[To do]: Scan the data below. Pull out each line where "JSON" occurs.
•••••
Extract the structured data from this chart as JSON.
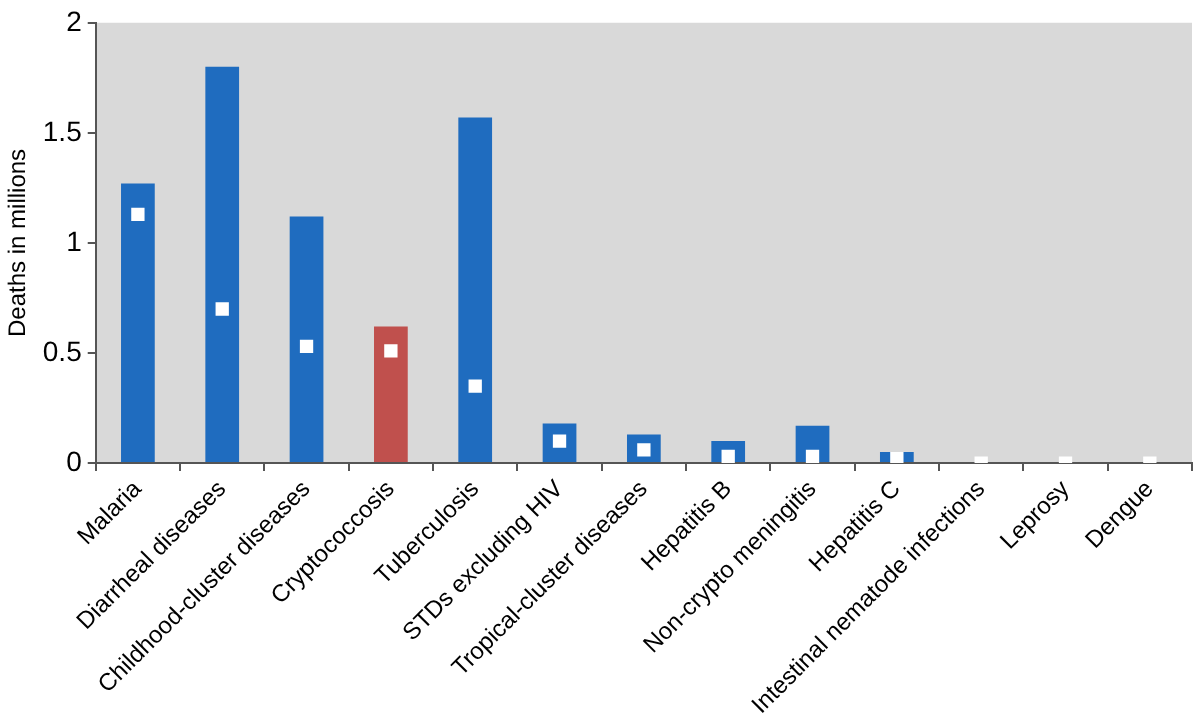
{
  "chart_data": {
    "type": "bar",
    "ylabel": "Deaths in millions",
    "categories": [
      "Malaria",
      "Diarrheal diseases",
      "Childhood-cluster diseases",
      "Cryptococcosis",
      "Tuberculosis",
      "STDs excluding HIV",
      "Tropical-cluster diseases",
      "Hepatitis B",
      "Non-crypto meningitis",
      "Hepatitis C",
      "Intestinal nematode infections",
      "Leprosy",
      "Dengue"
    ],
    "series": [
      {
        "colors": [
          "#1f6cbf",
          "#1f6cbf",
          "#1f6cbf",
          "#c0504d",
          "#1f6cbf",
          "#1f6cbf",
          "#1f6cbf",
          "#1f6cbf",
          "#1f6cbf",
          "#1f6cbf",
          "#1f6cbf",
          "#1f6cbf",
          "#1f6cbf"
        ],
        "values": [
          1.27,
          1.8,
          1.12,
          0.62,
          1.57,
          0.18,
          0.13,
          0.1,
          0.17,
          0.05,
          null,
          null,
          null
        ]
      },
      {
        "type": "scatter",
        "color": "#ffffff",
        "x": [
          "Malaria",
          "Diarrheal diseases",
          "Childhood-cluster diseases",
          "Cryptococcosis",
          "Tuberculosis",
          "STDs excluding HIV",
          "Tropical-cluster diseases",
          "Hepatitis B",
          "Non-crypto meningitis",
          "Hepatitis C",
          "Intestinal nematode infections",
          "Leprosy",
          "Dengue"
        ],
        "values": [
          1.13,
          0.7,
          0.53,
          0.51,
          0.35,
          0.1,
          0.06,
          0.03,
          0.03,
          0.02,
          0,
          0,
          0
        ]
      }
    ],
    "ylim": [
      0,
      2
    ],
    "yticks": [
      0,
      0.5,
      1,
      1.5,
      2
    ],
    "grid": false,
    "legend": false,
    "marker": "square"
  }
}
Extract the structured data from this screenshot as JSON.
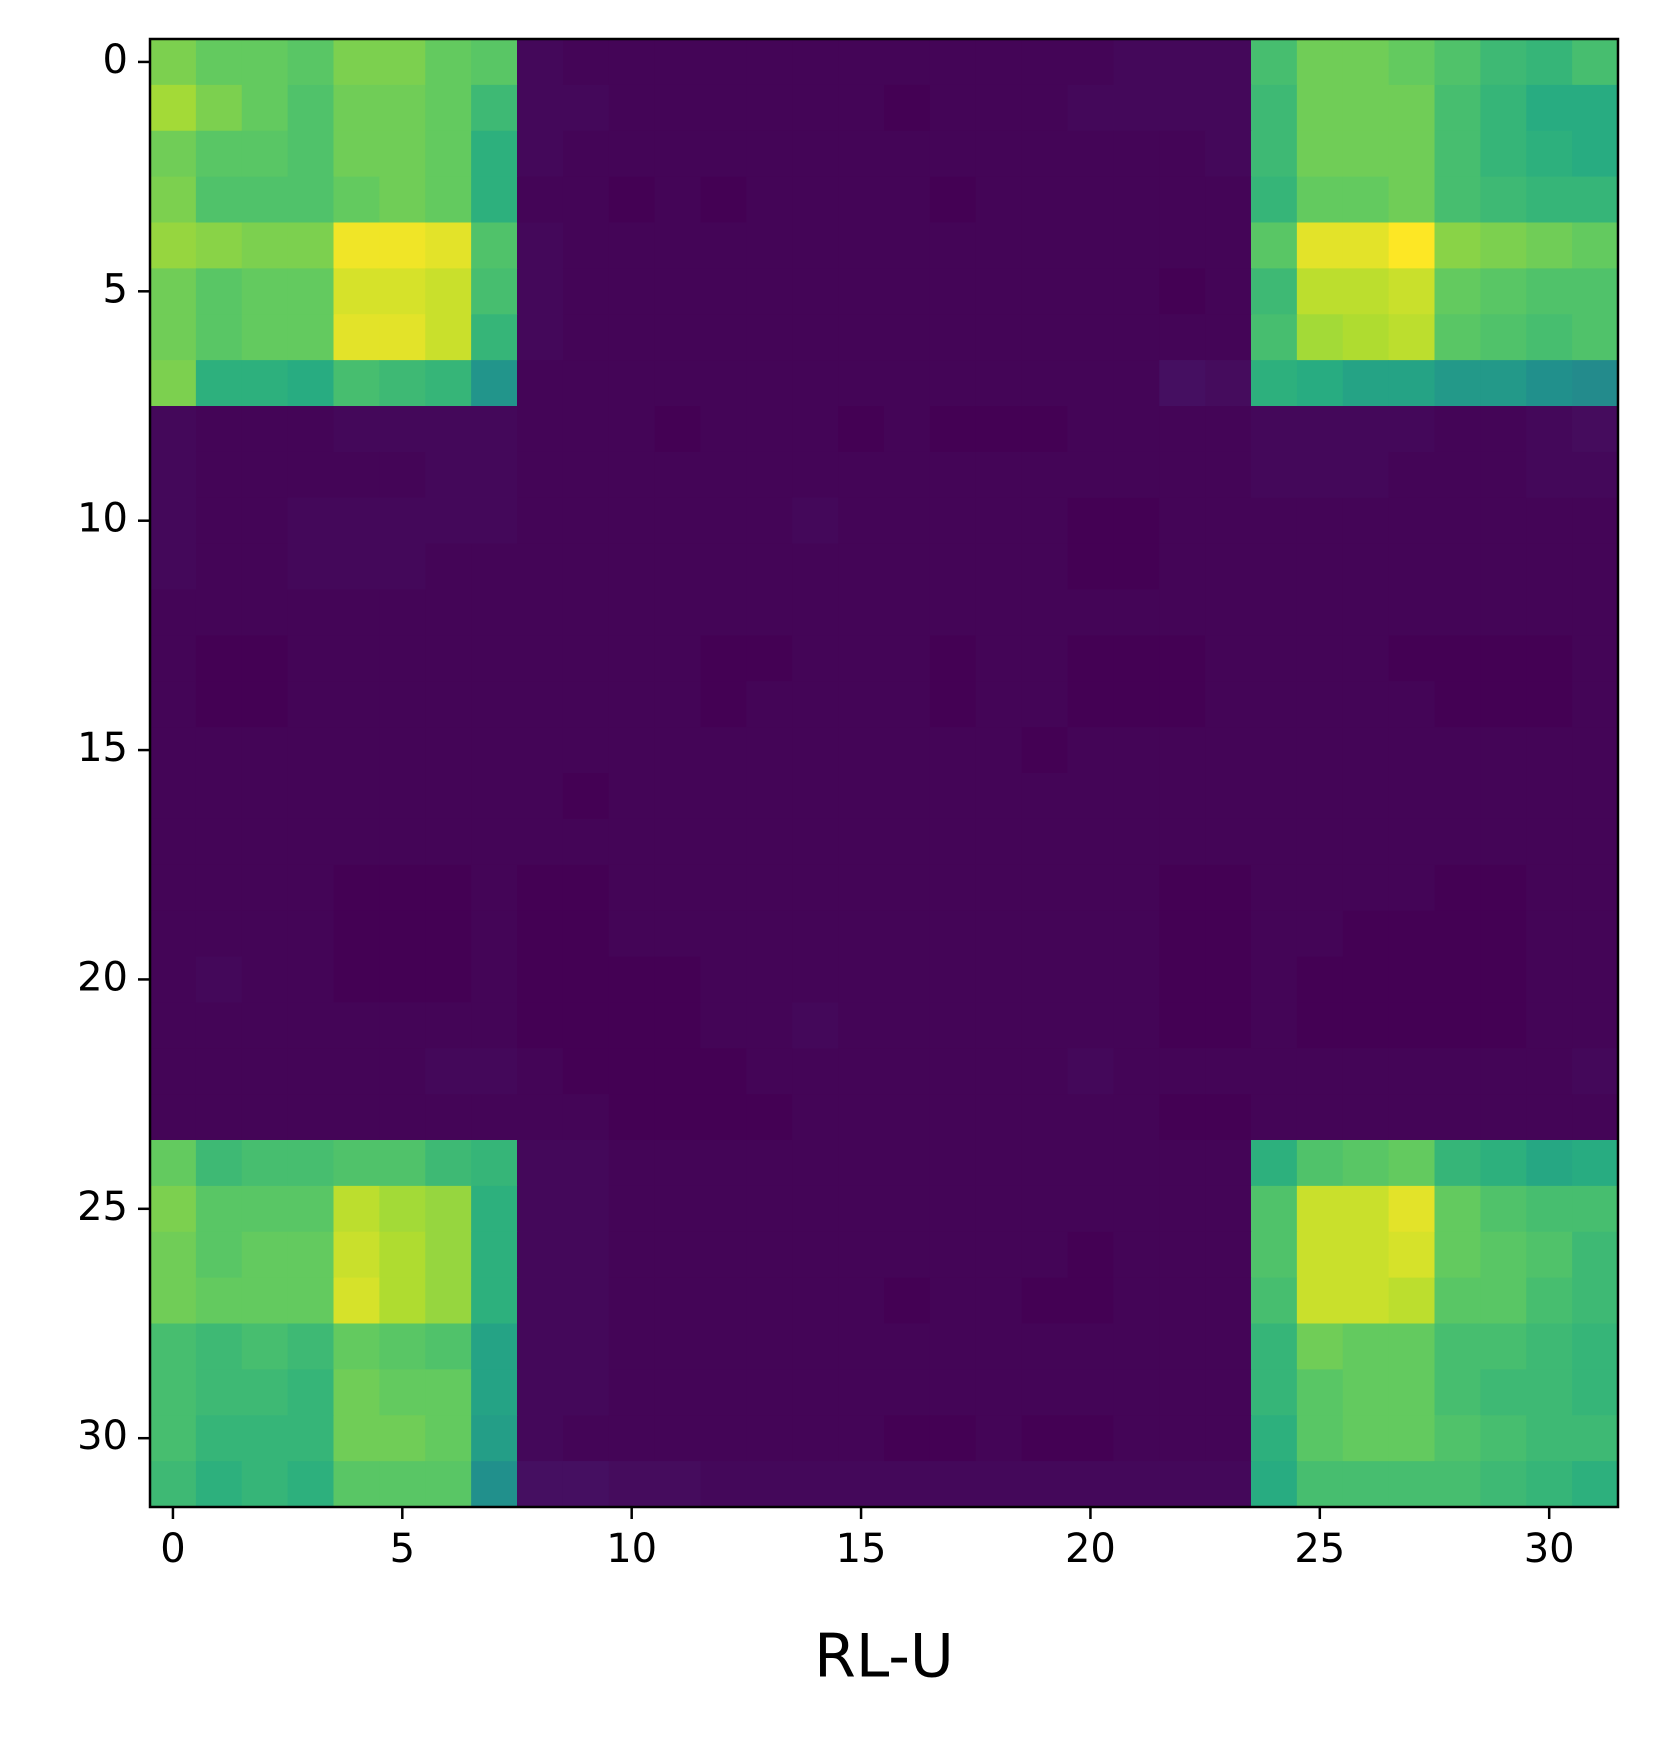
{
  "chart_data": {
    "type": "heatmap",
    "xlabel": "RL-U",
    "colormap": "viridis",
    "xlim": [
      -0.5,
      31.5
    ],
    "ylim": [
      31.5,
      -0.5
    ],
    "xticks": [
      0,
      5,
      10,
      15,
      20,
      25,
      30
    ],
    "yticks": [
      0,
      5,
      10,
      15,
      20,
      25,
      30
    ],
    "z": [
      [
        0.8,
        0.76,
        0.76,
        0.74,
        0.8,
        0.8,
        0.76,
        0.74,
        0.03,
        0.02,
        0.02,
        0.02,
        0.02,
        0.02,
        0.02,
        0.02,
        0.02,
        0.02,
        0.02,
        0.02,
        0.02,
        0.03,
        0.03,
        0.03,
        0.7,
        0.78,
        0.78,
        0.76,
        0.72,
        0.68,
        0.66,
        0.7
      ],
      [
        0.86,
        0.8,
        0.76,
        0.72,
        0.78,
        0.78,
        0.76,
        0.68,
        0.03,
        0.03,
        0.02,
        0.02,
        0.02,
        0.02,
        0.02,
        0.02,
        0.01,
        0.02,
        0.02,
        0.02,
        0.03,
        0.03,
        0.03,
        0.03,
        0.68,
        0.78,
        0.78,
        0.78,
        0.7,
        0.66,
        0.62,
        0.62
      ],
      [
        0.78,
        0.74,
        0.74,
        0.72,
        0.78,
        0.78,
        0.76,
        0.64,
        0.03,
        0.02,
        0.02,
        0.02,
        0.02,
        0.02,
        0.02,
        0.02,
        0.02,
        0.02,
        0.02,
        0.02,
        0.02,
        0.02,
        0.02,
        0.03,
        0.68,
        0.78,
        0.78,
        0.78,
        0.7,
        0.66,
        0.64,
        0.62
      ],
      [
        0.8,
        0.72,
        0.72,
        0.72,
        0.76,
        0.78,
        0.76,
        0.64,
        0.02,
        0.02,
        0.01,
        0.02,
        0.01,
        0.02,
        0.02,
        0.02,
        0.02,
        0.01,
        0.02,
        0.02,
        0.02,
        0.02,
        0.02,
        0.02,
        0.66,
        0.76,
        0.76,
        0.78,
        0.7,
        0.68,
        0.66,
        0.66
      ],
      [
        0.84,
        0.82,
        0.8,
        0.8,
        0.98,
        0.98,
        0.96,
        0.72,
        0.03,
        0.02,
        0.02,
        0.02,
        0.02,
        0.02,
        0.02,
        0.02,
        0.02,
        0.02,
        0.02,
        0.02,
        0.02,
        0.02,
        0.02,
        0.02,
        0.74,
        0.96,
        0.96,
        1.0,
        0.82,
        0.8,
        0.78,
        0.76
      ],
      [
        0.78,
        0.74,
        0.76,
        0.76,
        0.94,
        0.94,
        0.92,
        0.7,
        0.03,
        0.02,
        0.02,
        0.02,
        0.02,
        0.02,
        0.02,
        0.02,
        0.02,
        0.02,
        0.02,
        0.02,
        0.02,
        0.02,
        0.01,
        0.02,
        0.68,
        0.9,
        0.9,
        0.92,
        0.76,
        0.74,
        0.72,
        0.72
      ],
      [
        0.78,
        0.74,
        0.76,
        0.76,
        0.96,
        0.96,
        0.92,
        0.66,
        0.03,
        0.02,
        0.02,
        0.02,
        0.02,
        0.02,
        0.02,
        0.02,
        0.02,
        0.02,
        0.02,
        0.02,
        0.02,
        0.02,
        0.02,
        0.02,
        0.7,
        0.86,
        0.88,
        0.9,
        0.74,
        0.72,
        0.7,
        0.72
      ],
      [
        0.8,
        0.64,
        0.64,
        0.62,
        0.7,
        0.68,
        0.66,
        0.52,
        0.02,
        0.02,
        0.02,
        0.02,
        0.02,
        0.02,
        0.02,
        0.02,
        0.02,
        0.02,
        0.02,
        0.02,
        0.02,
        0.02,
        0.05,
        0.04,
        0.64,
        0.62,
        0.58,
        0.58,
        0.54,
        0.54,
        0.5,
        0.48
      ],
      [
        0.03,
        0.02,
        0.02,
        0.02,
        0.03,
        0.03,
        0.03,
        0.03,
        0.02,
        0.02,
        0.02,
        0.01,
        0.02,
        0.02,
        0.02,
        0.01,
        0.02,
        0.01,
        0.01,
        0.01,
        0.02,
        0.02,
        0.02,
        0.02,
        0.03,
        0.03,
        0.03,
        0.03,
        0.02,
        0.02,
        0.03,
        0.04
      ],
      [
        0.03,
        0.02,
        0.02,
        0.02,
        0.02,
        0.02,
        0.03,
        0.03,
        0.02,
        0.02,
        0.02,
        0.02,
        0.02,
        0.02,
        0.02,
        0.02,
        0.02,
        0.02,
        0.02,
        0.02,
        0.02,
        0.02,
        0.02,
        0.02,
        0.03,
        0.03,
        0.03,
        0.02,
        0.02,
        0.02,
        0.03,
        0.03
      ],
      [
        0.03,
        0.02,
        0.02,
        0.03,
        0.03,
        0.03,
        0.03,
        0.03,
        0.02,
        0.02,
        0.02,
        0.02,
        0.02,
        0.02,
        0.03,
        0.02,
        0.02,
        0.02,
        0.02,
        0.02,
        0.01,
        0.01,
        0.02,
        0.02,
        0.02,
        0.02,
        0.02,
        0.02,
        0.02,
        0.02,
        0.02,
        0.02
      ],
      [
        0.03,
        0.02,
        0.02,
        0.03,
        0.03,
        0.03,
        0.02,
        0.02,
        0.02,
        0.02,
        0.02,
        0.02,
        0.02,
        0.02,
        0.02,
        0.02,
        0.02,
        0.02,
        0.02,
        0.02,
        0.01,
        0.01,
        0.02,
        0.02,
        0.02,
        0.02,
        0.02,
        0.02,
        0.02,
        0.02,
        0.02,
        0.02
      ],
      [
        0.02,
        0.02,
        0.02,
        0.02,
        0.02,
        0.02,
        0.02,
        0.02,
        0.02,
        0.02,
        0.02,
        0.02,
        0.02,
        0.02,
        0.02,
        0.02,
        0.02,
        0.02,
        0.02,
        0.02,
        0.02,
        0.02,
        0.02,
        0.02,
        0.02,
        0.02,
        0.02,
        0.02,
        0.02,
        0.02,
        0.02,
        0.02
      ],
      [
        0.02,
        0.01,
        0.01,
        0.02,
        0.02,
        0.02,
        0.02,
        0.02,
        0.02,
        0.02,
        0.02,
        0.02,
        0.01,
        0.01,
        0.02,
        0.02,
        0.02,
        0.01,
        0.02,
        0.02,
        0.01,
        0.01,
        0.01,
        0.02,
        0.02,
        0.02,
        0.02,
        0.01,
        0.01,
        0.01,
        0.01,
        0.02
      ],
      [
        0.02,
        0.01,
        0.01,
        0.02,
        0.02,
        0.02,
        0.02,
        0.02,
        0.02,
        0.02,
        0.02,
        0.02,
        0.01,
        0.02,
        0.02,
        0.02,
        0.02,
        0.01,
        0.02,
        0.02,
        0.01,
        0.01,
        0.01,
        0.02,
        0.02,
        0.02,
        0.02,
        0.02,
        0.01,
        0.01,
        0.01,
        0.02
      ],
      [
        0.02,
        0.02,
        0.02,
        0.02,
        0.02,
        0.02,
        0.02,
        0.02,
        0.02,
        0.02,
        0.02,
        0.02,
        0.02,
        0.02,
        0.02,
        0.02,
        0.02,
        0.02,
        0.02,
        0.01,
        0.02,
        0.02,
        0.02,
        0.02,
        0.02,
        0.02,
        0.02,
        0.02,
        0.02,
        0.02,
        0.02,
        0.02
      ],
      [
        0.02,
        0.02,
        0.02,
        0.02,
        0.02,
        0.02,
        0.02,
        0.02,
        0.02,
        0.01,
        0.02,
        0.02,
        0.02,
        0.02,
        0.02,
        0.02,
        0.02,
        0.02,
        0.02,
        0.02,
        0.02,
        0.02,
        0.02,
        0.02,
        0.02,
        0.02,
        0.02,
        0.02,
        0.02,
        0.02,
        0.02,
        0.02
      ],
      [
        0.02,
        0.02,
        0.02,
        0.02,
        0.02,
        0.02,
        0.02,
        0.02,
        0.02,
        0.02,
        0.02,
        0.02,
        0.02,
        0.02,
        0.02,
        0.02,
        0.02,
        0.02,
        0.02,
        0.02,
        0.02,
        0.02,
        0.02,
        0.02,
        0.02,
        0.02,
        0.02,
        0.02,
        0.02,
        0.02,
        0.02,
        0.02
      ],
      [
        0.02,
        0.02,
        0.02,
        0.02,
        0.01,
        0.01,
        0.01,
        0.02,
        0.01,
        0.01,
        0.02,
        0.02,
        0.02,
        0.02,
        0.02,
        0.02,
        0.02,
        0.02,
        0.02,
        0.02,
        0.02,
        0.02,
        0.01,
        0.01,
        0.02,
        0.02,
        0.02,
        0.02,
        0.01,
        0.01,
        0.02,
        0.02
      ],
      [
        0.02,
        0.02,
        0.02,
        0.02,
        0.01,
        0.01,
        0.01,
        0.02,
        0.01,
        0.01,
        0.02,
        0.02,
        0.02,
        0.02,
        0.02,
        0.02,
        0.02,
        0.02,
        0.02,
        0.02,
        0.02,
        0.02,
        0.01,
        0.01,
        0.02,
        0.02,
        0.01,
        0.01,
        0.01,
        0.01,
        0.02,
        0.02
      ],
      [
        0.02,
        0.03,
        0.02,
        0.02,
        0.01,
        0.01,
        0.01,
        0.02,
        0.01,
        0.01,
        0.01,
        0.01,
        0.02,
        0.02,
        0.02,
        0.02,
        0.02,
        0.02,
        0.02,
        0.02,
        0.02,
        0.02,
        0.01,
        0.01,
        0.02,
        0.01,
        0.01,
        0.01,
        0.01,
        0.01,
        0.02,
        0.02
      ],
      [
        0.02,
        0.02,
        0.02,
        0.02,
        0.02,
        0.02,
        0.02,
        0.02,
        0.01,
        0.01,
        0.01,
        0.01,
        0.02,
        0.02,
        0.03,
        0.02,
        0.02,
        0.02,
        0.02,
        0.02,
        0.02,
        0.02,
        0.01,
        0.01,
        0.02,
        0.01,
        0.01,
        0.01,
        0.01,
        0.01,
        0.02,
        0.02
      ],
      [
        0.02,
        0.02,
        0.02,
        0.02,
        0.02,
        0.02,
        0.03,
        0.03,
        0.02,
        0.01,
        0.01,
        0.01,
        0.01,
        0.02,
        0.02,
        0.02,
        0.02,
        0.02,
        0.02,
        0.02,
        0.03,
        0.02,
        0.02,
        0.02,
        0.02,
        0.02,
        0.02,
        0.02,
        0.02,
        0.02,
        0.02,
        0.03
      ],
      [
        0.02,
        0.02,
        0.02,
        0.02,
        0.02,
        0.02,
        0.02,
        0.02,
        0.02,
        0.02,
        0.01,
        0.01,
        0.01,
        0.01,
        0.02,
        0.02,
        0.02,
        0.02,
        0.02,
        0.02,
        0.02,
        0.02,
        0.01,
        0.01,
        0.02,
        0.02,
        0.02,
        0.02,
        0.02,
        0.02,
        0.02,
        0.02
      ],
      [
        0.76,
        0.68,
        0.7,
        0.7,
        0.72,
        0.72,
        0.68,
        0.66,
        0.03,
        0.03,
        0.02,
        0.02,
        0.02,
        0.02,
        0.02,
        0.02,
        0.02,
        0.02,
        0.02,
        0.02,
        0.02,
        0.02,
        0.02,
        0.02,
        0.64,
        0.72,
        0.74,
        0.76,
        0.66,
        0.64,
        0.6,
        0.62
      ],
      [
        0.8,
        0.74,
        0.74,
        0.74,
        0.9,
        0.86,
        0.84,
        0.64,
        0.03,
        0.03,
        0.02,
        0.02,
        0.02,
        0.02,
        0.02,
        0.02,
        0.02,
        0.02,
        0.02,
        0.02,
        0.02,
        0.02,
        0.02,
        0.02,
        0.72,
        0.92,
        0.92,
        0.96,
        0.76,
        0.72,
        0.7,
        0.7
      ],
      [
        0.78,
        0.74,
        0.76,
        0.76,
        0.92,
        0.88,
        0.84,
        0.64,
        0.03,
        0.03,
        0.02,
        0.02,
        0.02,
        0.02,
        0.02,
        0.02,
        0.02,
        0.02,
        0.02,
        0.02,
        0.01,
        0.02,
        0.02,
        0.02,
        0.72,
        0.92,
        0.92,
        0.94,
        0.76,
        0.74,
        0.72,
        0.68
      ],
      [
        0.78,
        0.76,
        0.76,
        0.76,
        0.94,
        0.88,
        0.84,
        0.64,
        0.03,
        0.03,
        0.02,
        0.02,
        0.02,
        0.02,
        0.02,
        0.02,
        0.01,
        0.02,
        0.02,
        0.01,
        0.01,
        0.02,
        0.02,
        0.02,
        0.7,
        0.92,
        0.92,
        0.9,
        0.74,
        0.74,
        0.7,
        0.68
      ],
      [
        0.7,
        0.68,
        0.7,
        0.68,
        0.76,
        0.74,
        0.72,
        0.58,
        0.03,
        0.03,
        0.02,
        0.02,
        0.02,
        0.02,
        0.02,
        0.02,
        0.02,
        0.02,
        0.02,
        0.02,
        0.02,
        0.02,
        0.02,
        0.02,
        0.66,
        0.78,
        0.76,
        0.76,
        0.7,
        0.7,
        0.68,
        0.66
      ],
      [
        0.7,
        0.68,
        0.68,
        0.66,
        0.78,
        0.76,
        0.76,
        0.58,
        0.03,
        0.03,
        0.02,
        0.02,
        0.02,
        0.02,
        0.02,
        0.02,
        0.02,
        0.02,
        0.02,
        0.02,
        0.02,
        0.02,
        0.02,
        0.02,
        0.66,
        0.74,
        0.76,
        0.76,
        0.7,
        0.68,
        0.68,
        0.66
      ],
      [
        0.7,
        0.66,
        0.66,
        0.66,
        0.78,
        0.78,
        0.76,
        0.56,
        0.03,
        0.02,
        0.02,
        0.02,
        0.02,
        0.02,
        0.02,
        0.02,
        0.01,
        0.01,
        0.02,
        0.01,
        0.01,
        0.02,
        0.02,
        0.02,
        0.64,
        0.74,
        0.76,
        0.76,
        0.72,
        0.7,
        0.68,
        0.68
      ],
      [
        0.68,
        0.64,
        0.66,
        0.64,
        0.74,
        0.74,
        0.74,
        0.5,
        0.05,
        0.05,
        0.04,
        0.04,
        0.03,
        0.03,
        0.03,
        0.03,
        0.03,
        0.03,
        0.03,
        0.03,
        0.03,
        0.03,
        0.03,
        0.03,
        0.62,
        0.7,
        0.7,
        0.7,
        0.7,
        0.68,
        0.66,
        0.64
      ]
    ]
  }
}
•••••
[Written answer]:
Extract the structured data from this chart as JSON.
Extract the structured data from this screenshot as JSON.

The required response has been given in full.